### OBJECTIVE
Copy out only those lines running from the line with "Read all visible content and emit it as JSON." to the end of the listing, keeping each one exactly as it is.

### EXERCISE DATA
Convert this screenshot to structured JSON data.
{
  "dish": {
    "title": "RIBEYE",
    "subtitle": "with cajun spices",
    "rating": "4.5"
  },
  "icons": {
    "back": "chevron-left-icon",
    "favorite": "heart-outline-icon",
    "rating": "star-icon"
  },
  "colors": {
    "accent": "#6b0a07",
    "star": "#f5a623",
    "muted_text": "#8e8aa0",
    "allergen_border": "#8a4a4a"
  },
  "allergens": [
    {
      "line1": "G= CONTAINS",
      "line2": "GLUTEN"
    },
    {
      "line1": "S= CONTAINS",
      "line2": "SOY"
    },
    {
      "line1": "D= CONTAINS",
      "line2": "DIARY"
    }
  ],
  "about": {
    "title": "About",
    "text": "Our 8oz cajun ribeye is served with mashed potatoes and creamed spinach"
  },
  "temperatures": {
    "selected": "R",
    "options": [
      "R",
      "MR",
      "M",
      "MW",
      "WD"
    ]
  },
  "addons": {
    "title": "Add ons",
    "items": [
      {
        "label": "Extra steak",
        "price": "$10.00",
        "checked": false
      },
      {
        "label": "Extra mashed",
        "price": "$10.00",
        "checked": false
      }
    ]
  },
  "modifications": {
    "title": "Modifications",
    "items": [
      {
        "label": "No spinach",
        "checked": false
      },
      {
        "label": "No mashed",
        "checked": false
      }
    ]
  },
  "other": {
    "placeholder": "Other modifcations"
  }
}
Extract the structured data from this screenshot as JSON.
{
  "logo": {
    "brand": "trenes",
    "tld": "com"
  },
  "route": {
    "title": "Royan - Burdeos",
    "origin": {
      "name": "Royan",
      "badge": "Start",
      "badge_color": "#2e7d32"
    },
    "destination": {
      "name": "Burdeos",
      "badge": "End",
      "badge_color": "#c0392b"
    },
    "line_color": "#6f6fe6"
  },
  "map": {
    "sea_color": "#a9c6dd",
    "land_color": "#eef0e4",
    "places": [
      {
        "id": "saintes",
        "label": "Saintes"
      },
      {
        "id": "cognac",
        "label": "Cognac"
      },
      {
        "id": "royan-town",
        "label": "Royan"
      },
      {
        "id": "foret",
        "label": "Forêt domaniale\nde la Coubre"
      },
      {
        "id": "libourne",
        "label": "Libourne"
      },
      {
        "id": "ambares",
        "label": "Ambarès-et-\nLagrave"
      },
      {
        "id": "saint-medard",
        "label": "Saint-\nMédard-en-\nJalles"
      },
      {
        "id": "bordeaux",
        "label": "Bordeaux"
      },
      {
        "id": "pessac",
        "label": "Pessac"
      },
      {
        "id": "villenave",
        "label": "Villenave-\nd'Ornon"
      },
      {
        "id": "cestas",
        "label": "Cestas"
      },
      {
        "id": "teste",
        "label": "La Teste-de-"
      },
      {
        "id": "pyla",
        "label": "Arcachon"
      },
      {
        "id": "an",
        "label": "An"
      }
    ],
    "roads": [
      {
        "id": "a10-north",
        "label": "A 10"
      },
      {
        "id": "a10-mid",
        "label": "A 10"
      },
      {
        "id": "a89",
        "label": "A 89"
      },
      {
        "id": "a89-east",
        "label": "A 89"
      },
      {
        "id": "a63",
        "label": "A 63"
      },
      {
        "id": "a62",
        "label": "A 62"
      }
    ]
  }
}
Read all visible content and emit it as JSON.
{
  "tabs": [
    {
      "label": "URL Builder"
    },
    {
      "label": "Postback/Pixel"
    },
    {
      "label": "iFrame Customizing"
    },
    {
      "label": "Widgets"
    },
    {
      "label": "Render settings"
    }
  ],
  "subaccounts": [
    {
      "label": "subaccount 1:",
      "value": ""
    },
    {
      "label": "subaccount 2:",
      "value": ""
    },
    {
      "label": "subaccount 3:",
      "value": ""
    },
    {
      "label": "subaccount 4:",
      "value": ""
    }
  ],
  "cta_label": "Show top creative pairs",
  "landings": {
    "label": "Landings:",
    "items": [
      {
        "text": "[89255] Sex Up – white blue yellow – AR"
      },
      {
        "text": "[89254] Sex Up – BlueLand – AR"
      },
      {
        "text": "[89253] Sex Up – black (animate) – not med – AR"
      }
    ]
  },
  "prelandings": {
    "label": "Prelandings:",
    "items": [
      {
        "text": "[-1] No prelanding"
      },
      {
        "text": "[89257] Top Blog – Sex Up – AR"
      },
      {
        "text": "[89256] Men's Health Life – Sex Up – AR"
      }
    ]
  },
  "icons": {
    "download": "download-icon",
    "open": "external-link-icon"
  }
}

### IN RESPONSE
Read all visible content and emit it as JSON.
{
  "tabs": [
    {
      "label": "URL Builder"
    },
    {
      "label": "Postback/Pixel"
    },
    {
      "label": "iFrame Customizing"
    },
    {
      "label": "Widgets"
    },
    {
      "label": "Render settings"
    }
  ],
  "subaccounts": [
    {
      "label": "subaccount 1:",
      "value": ""
    },
    {
      "label": "subaccount 2:",
      "value": ""
    },
    {
      "label": "subaccount 3:",
      "value": ""
    },
    {
      "label": "subaccount 4:",
      "value": ""
    }
  ],
  "cta_label": "Show top creative pairs",
  "landings": {
    "label": "Landings:",
    "items": [
      {
        "text": "[89255] Sex Up – white blue yellow – AR"
      },
      {
        "text": "[89254] Sex Up – BlueLand – AR"
      },
      {
        "text": "[89253] Sex Up – black (animate) – not med – AR"
      }
    ]
  },
  "prelandings": {
    "label": "Prelandings:",
    "items": [
      {
        "text": "[-1] No prelanding"
      },
      {
        "text": "[89257] Top Blog – Sex Up – AR"
      },
      {
        "text": "[89256] Men's Health Life – Sex Up – AR"
      }
    ]
  },
  "icons": {
    "download": "download-icon",
    "open": "external-link-icon"
  }
}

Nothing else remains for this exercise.